Exercise objective: Look through the lines below and extract each one that contains "others".

*** Opening of Data under study ***

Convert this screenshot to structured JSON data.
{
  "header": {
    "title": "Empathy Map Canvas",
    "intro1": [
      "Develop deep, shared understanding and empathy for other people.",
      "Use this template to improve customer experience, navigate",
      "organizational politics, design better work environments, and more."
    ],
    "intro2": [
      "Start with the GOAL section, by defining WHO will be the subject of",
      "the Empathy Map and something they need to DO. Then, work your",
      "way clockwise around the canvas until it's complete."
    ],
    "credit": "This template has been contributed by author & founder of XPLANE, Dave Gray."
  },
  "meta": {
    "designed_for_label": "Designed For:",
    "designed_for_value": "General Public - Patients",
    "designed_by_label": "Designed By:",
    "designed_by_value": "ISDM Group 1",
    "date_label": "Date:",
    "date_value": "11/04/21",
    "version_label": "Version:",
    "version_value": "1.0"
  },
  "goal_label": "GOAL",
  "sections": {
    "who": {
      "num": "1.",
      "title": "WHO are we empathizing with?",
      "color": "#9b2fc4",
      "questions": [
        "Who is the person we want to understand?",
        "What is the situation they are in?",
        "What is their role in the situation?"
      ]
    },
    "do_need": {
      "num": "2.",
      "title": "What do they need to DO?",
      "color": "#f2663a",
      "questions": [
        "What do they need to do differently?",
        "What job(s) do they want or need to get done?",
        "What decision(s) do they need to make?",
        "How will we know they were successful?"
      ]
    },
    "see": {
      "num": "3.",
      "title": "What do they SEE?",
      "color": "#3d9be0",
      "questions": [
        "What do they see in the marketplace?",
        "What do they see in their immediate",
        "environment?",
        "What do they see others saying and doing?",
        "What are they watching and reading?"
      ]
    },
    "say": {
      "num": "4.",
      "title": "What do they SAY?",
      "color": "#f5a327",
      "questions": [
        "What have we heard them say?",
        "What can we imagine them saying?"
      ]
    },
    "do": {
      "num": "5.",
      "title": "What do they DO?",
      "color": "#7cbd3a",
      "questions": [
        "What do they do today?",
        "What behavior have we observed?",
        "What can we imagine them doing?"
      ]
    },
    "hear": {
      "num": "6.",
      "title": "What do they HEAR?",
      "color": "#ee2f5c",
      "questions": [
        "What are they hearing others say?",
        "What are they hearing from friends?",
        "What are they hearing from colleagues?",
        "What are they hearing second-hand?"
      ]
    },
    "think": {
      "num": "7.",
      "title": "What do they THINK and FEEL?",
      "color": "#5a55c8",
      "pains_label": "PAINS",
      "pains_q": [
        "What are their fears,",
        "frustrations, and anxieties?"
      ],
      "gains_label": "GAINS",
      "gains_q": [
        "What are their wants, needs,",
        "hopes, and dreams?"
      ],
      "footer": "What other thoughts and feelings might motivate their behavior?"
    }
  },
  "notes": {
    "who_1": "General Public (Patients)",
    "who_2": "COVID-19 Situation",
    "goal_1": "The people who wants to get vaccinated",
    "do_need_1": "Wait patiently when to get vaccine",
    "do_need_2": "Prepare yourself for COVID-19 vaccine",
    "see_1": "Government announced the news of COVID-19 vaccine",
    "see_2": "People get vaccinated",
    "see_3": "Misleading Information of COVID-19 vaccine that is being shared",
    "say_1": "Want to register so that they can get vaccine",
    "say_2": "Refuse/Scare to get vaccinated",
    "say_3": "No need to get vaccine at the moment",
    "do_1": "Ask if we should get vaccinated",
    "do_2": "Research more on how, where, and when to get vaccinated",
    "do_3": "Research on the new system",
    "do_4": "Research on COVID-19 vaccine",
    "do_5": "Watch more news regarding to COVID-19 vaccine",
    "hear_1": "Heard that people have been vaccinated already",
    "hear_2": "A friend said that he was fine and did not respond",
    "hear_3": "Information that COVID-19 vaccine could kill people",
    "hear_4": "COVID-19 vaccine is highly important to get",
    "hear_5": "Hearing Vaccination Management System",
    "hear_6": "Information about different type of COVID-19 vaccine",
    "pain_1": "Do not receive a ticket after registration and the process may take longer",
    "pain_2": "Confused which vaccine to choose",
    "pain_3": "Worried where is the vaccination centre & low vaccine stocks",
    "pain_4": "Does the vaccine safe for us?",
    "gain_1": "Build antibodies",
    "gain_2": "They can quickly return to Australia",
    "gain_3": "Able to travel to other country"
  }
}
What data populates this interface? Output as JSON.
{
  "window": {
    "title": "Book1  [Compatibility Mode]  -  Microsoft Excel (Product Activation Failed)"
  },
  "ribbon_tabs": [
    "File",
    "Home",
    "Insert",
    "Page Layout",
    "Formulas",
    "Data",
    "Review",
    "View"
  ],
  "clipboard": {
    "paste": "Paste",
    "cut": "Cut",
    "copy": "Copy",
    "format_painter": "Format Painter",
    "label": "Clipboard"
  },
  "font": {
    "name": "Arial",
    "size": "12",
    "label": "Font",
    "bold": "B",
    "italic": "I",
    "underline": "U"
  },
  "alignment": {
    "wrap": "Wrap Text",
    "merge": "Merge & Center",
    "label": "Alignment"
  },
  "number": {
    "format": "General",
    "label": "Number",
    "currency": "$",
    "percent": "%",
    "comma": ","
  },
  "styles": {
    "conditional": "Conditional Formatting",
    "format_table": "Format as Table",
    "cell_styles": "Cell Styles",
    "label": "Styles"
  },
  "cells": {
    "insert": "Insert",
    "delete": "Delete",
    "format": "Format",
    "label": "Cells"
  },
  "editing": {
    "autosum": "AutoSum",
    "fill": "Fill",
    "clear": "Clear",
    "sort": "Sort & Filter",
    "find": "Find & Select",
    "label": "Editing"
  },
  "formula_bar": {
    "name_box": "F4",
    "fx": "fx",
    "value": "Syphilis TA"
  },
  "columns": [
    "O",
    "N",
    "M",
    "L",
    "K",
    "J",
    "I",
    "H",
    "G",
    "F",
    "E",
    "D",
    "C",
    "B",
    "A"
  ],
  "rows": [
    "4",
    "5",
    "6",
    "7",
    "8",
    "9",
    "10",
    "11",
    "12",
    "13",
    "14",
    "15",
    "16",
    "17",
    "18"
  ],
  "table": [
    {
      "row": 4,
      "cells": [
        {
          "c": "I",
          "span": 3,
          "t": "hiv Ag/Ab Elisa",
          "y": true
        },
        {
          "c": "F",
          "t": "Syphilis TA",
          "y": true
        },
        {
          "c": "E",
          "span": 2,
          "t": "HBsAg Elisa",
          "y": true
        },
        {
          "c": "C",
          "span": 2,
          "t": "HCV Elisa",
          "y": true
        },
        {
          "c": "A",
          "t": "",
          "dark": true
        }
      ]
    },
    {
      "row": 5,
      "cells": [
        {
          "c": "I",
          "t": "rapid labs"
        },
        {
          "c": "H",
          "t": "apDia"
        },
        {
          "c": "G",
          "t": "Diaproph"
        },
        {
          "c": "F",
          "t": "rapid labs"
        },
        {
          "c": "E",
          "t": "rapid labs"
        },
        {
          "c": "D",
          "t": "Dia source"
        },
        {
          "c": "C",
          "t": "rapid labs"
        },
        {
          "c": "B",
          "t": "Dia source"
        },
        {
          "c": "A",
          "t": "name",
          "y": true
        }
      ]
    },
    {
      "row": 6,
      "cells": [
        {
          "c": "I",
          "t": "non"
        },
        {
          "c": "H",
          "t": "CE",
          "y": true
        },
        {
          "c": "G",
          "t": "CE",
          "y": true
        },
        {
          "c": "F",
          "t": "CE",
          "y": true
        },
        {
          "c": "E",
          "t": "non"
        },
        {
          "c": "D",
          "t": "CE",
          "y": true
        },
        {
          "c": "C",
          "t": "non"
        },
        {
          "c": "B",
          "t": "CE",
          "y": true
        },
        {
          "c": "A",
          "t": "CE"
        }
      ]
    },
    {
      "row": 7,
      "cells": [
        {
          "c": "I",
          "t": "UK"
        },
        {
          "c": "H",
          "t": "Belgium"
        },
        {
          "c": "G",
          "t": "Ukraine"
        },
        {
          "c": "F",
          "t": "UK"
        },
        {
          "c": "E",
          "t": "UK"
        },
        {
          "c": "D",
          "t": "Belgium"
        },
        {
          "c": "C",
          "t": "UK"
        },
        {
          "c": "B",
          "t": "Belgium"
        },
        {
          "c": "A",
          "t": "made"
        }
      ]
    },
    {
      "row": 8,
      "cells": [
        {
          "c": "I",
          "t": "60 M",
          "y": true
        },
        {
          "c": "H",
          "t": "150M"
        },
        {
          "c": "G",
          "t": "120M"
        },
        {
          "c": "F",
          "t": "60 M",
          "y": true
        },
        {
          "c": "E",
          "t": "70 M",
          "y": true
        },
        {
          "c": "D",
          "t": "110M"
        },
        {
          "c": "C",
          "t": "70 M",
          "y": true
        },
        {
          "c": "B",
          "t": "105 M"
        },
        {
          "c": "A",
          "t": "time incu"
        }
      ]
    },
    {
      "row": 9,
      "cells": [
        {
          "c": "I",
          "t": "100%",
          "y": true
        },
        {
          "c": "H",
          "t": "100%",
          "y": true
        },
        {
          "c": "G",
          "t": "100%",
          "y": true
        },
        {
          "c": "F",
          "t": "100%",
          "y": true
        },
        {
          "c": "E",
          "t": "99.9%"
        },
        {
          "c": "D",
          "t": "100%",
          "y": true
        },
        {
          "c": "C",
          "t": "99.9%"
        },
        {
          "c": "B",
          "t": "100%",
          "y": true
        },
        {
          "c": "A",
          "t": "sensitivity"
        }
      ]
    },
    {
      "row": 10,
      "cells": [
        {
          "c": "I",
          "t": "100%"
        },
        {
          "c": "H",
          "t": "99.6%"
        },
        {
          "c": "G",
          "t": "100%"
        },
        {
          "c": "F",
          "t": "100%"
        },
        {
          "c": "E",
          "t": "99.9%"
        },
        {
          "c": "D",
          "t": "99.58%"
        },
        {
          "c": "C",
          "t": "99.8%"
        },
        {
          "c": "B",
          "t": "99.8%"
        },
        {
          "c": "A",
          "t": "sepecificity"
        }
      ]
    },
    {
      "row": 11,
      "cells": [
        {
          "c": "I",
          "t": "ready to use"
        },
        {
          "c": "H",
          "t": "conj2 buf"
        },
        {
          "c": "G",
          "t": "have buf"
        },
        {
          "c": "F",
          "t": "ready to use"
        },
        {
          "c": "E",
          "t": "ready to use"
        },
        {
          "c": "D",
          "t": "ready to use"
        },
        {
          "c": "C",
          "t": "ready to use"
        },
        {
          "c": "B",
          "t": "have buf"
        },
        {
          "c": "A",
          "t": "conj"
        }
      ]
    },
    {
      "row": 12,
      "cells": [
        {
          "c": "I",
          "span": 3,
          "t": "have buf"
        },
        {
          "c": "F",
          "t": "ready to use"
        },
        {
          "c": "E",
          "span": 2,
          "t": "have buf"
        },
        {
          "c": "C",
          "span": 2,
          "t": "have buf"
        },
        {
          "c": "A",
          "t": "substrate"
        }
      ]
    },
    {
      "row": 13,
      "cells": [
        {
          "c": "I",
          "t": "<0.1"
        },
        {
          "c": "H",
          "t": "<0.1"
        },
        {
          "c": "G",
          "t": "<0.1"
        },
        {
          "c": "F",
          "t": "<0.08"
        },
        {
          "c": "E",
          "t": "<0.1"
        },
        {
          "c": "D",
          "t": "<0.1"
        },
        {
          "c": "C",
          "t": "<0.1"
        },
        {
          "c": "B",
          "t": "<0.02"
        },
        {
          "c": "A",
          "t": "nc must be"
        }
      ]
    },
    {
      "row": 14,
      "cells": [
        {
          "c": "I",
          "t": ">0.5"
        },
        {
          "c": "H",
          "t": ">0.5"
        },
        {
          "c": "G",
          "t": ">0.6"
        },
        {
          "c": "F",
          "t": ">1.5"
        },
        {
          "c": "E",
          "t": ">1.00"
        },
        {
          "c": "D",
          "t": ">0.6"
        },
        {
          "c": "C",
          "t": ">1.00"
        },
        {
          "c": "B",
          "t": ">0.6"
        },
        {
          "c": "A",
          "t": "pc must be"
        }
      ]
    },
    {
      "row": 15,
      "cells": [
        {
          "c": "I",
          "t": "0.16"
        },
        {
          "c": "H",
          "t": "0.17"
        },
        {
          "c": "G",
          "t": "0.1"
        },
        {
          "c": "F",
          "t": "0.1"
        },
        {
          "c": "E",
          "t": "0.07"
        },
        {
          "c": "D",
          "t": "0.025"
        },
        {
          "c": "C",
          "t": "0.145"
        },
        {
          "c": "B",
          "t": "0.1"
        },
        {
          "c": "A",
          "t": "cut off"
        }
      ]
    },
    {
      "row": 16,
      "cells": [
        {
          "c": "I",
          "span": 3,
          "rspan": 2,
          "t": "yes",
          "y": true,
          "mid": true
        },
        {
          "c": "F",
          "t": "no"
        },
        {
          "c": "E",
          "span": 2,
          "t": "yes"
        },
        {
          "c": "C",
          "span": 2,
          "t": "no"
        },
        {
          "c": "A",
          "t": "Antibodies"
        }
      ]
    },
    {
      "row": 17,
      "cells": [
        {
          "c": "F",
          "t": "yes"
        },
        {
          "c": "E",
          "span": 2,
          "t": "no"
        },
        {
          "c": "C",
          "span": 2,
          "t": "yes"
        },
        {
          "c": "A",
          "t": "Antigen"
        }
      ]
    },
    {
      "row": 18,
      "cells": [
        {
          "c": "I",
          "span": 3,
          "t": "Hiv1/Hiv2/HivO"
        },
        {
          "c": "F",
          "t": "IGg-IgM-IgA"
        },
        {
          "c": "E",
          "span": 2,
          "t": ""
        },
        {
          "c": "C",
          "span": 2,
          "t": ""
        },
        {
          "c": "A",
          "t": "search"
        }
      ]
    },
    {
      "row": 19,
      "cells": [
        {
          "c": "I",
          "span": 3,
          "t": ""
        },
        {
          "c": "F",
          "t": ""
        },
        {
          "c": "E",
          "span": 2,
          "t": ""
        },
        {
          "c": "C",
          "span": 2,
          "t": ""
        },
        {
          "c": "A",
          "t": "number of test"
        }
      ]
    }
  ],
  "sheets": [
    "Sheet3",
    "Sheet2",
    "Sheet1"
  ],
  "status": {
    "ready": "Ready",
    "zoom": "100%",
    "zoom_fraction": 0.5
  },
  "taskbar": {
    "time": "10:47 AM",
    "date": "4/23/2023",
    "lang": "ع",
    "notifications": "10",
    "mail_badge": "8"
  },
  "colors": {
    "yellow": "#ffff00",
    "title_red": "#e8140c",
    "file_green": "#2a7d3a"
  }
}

*** Close of Data under study ***

Written response:
        "What do they see others saying and doing?",
        "What are they hearing others say?",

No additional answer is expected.